** START Record excerpts **

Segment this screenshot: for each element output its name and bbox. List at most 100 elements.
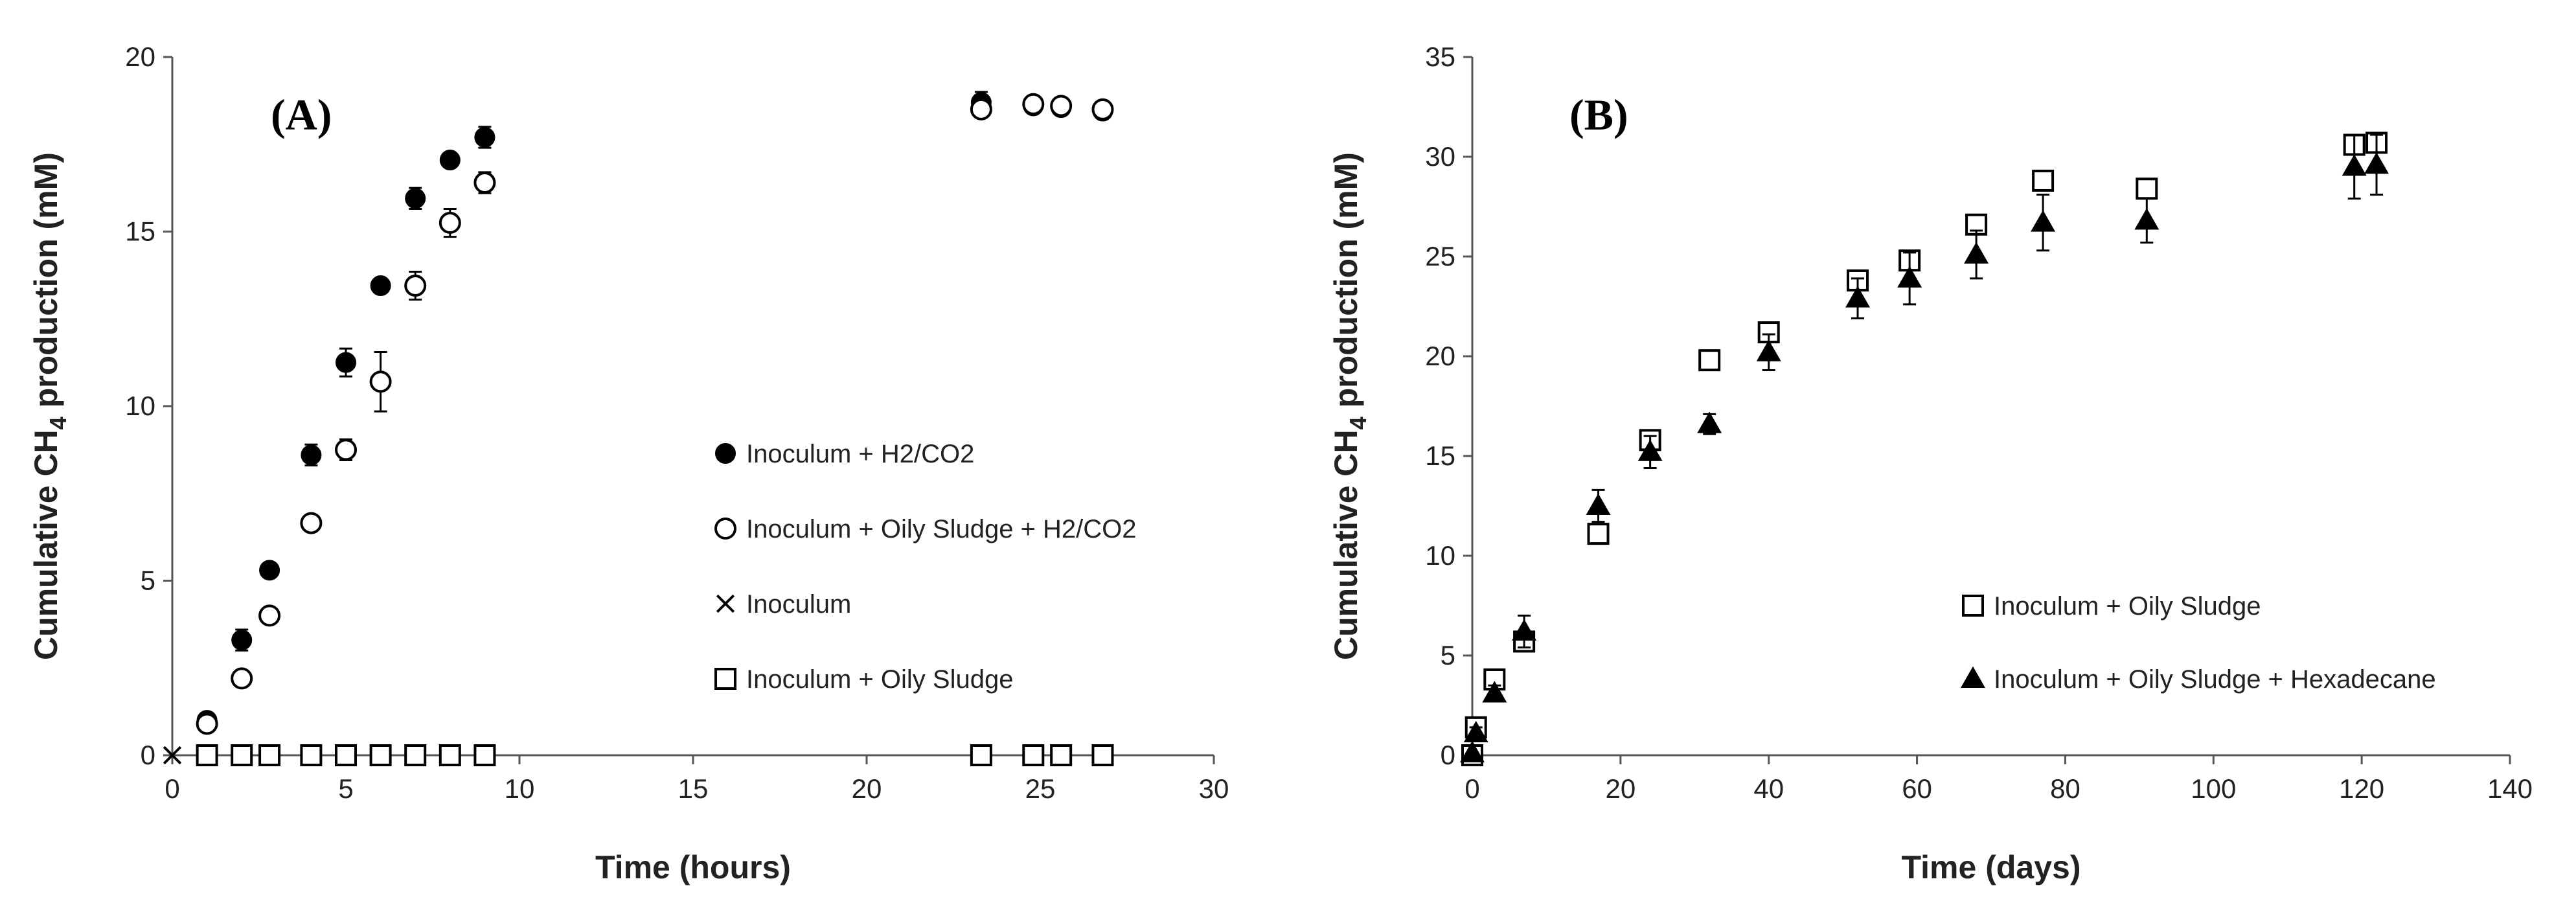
y-tick-label: 20 [1425,341,1455,371]
x-tick-label: 10 [505,773,535,804]
data-point [1460,740,1485,762]
x-tick-label: 25 [1025,773,1056,804]
x-tick-label: 40 [1753,773,1784,804]
x-tick-label: 80 [2050,773,2080,804]
data-point [1586,493,1611,515]
data-point [1022,744,1045,766]
legend-label: Inoculum + Oily Sludge [1994,592,2261,621]
x-tick-label: 120 [2339,773,2384,804]
y-tick-label: 5 [1441,640,1455,670]
y-tick-label: 15 [1425,440,1455,471]
y-axis-title-suffix: production (mM) [28,152,64,416]
x-tick-label: 15 [678,773,709,804]
series-1 [1460,133,2389,762]
data-point [473,744,496,766]
x-tick-label: 20 [1605,773,1636,804]
data-point [1512,619,1537,641]
y-axis-title-suffix: production (mM) [1328,152,1364,416]
data-point [163,746,182,765]
data-point [1637,439,1663,461]
y-axis-title-subscript: 4 [1345,416,1371,429]
data-point [301,444,322,466]
x-tick-label: 30 [1199,773,1229,804]
data-point [231,630,253,651]
data-point [336,352,356,373]
data-point [258,744,281,766]
panel-label-b: (B) [1569,90,1628,139]
data-point [439,150,461,171]
y-tick-label: 15 [125,216,155,247]
data-point [196,744,218,766]
data-point [300,744,323,766]
legend-marker [1962,595,1984,617]
panel-label-a: (A) [271,90,332,139]
data-point [258,604,281,627]
data-point [1697,411,1722,433]
data-point [970,744,992,766]
legend-label: Inoculum + H2/CO2 [746,440,974,468]
data-point [1587,523,1610,545]
data-point [369,370,392,393]
data-point [1845,286,1871,308]
x-axis-title: Time (days) [1902,849,2081,885]
legend: Inoculum + H2/CO2 Inoculum + Oily Sludge … [714,440,1137,694]
x-tick-label: 0 [165,773,179,804]
data-point [1091,98,1114,120]
data-point [1463,720,1488,743]
y-tick-label: 10 [125,391,155,421]
data-point [259,560,280,581]
data-point [2134,208,2160,230]
legend-marker [714,518,736,540]
y-tick-label: 5 [141,565,155,596]
legend: Inoculum + Oily Sludge Inoculum + Oily Sl… [1961,592,2436,694]
data-point [404,275,427,297]
data-point [370,275,391,297]
x-tick-label: 100 [2191,773,2236,804]
y-axis-title-subscript: 4 [45,416,71,429]
y-tick-label: 0 [1441,740,1455,770]
x-axis-title: Time (hours) [595,849,791,885]
data-point [300,512,323,534]
data-point [231,667,253,690]
x-tick-label: 140 [2487,773,2533,804]
x-tick-label: 60 [1902,773,1932,804]
series-0 [196,91,1113,731]
data-point [1050,744,1073,766]
data-point [2032,169,2055,192]
y-tick-label: 30 [1425,141,1455,172]
y-axis-title-main: Cumulative CH [28,429,64,660]
y-tick-label: 25 [1425,241,1455,271]
data-point [474,126,496,148]
legend-label: Inoculum [746,590,851,619]
data-point [473,172,496,194]
data-point [2031,210,2056,232]
legend-marker [714,668,736,690]
data-point [405,188,426,209]
data-point [404,744,427,766]
data-point [335,744,357,766]
y-tick-label: 20 [125,41,155,72]
legend-marker [716,594,735,613]
y-tick-label: 35 [1425,41,1455,72]
y-tick-label: 10 [1425,540,1455,571]
y-tick-label: 0 [141,740,155,770]
chart-panel-a: (A) 0 5 10 15 20 0 5 10 15 20 25 30 Time (hours) Cumu… [28,41,1229,885]
data-point [1022,93,1045,115]
legend-label: Inoculum + Oily Sludge + H2/CO2 [746,515,1137,543]
x-tick-label: 0 [1465,773,1479,804]
y-axis-title: Cumulative CH4 production (mM) [28,152,71,660]
data-point [439,212,461,234]
legend-label: Inoculum + Oily Sludge + Hexadecane [1994,665,2436,694]
data-point [2364,152,2389,174]
legend-marker [715,443,736,464]
data-point [1050,95,1073,117]
data-point [2342,154,2367,176]
y-axis-title: Cumulative CH4 production (mM) [1328,152,1371,660]
chart-panel-b: (B) 0 5 10 15 20 25 30 35 0 20 40 60 80 100 120 140 Time… [1328,41,2533,885]
data-point [1482,681,1507,703]
data-point [1698,349,1721,372]
data-point [1964,242,1989,264]
x-tick-label: 5 [338,773,353,804]
legend-label: Inoculum + Oily Sludge [746,665,1013,694]
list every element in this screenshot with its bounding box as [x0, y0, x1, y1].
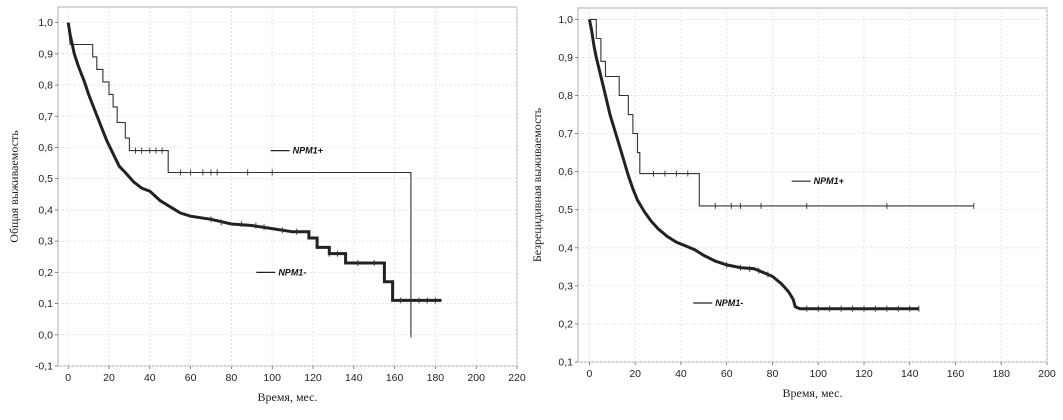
y-tick-label: 0,9 — [38, 48, 53, 60]
x-tick-label: 220 — [508, 372, 526, 384]
x-axis-title: Время, мес. — [258, 390, 318, 404]
series-label-npm1-pos: NPM1+ — [293, 146, 324, 156]
x-tick-label: 40 — [675, 368, 687, 380]
x-tick-label: 200 — [1038, 368, 1056, 380]
x-tick-label: 80 — [767, 368, 779, 380]
x-tick-label: 80 — [226, 372, 238, 384]
x-tick-label: 120 — [304, 372, 322, 384]
series-line-npm1-pos — [589, 18, 974, 207]
y-axis-title: Безрецидивная выживаемость — [530, 107, 544, 262]
y-tick-label: 0,2 — [38, 267, 53, 279]
x-tick-label: 140 — [345, 372, 363, 384]
y-tick-label: 0,1 — [558, 357, 573, 369]
x-tick-label: 180 — [427, 372, 445, 384]
series-label-npm1-pos: NPM1+ — [814, 176, 845, 186]
y-axis-title: Общая выживаемость — [7, 130, 21, 243]
y-tick-label: 0,7 — [38, 111, 53, 123]
overall-survival-chart: 0 20 40 60 80 100 120 140 160 180 200 220 -0,1 0,0 0,1… — [0, 0, 526, 420]
x-tick-label: 120 — [855, 368, 873, 380]
y-tick-label: 0,8 — [558, 90, 573, 102]
y-tick-label: 0,4 — [38, 204, 53, 216]
x-tick-label: 100 — [263, 372, 281, 384]
plot-frame — [577, 7, 1048, 363]
y-tick-label: 0,7 — [558, 128, 573, 140]
series-label-npm1-neg: NPM1- — [278, 267, 306, 277]
y-tick-label: 0,3 — [558, 280, 573, 292]
y-tick-label: 0,0 — [38, 329, 53, 341]
x-tick-label: 60 — [185, 372, 197, 384]
relapse-free-survival-chart: 0 20 40 60 80 100 120 140 160 180 200 0,1 0,2 0,3 0,4 0… — [527, 0, 1063, 420]
x-tick-label: 100 — [809, 368, 827, 380]
y-tick-label: 0,2 — [558, 318, 573, 330]
y-tick-label: 0,9 — [558, 52, 573, 64]
x-tick-label: 20 — [629, 368, 641, 380]
series-line-npm1-neg — [587, 19, 919, 311]
x-tick-label: 40 — [144, 372, 156, 384]
y-tick-label: 1,0 — [38, 17, 53, 29]
x-tick-label: 0 — [65, 372, 71, 384]
y-tick-label: -0,1 — [35, 361, 53, 373]
y-tick-label: 0,4 — [558, 242, 573, 254]
series-line-npm1-neg — [66, 22, 442, 302]
y-tick-label: 0,6 — [558, 166, 573, 178]
y-tick-label: 0,5 — [558, 204, 573, 216]
y-tick-label: 0,6 — [38, 142, 53, 154]
plot-frame — [57, 6, 518, 367]
x-tick-label: 20 — [103, 372, 115, 384]
overall-survival-plot: 0 20 40 60 80 100 120 140 160 180 200 220 -0,1 0,0 0,1… — [7, 6, 526, 404]
x-tick-label: 0 — [587, 368, 593, 380]
y-tick-label: 0,3 — [38, 236, 53, 248]
y-tick-label: 0,5 — [38, 173, 53, 185]
x-tick-label: 180 — [992, 368, 1010, 380]
relapse-free-survival-plot: 0 20 40 60 80 100 120 140 160 180 200 0,1 0,2 0,3 0,4 0… — [530, 7, 1056, 400]
x-tick-label: 140 — [901, 368, 919, 380]
y-tick-label: 0,8 — [38, 80, 53, 92]
x-axis-title: Время, мес. — [783, 386, 843, 400]
x-tick-label: 200 — [467, 372, 485, 384]
x-tick-label: 60 — [721, 368, 733, 380]
y-tick-label: 1,0 — [558, 14, 573, 26]
x-tick-label: 160 — [947, 368, 965, 380]
series-label-npm1-neg: NPM1- — [715, 298, 743, 308]
y-tick-label: 0,1 — [38, 298, 53, 310]
series-line-npm1-pos — [67, 22, 412, 335]
x-tick-label: 160 — [386, 372, 404, 384]
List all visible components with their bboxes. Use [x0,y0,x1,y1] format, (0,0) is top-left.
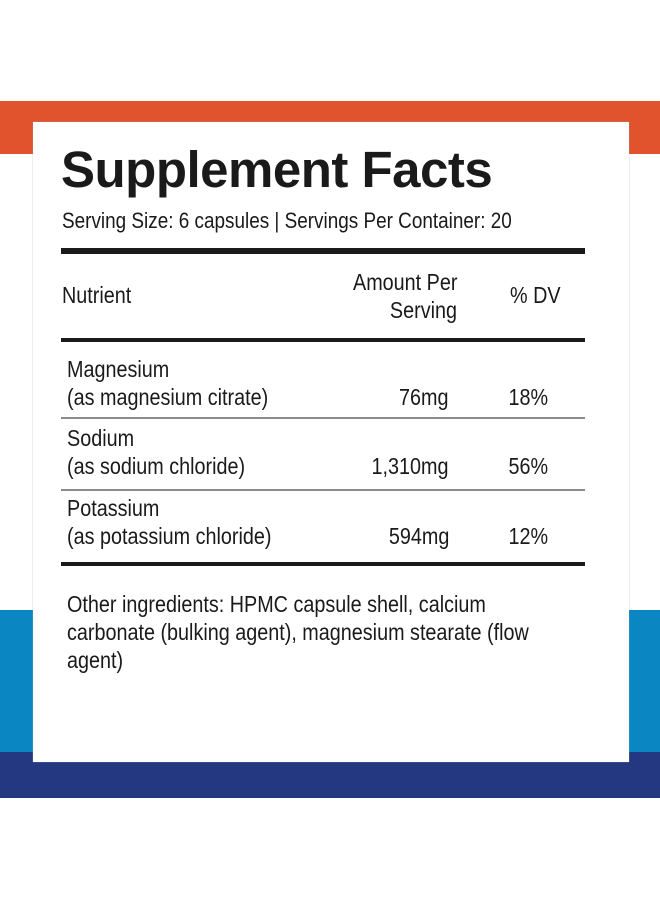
nutrient-form: (as sodium chloride) [67,453,246,479]
nutrient-dv: 12% [508,523,548,549]
row-divider [61,417,585,419]
nutrient-amount: 1,310mg [372,453,449,479]
supplement-facts-panel: Supplement Facts Serving Size: 6 capsule… [33,122,629,762]
divider-bottom [61,562,585,566]
header-nutrient: Nutrient [62,282,132,308]
header-amount-line2: Serving [389,297,457,323]
nutrient-form: (as potassium chloride) [67,523,272,549]
divider-header [61,338,585,342]
header-amount-line1: Amount Per [352,269,457,295]
other-ingredients: Other ingredients: HPMC capsule shell, c… [67,591,529,673]
nutrient-name: Sodium [67,425,135,451]
nutrient-name: Potassium [67,495,160,521]
divider-top [61,248,585,254]
nutrient-dv: 56% [508,453,548,479]
nutrient-amount: 76mg [399,384,449,410]
nutrient-name: Magnesium [67,356,170,382]
panel-title: Supplement Facts [61,141,493,198]
row-divider [61,489,585,491]
nutrient-amount: 594mg [388,523,449,549]
nutrient-dv: 18% [508,384,548,410]
nutrient-form: (as magnesium citrate) [67,384,269,410]
header-dv: % DV [510,282,561,308]
serving-info: Serving Size: 6 capsules | Servings Per … [62,208,512,233]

** END Record excerpts **

**The request:** Output as a JSON list of strings the lines in block 1 starting at the line that contains "y-tick-label: 20 [1425,341,1455,371]" and ending at the line that contains "y-tick-label: 15 [1425,440,1455,471]", with one string per line and blank lines left out.

**The answer:**
[
  "y-tick-label: 20 [1425,341,1455,371]",
  "x-tick-label: 10 [505,773,535,804]",
  "data-point [1460,740,1485,762]",
  "x-tick-label: 25 [1025,773,1056,804]",
  "x-tick-label: 40 [1753,773,1784,804]",
  "x-tick-label: 80 [2050,773,2080,804]",
  "data-point [1586,493,1611,515]",
  "data-point [1022,744,1045,766]",
  "legend-label: Inoculum + Oily Sludge [1994,592,2261,621]",
  "x-tick-label: 120 [2339,773,2384,804]",
  "y-tick-label: 5 [1441,640,1455,670]",
  "y-tick-label: 15 [1425,440,1455,471]"
]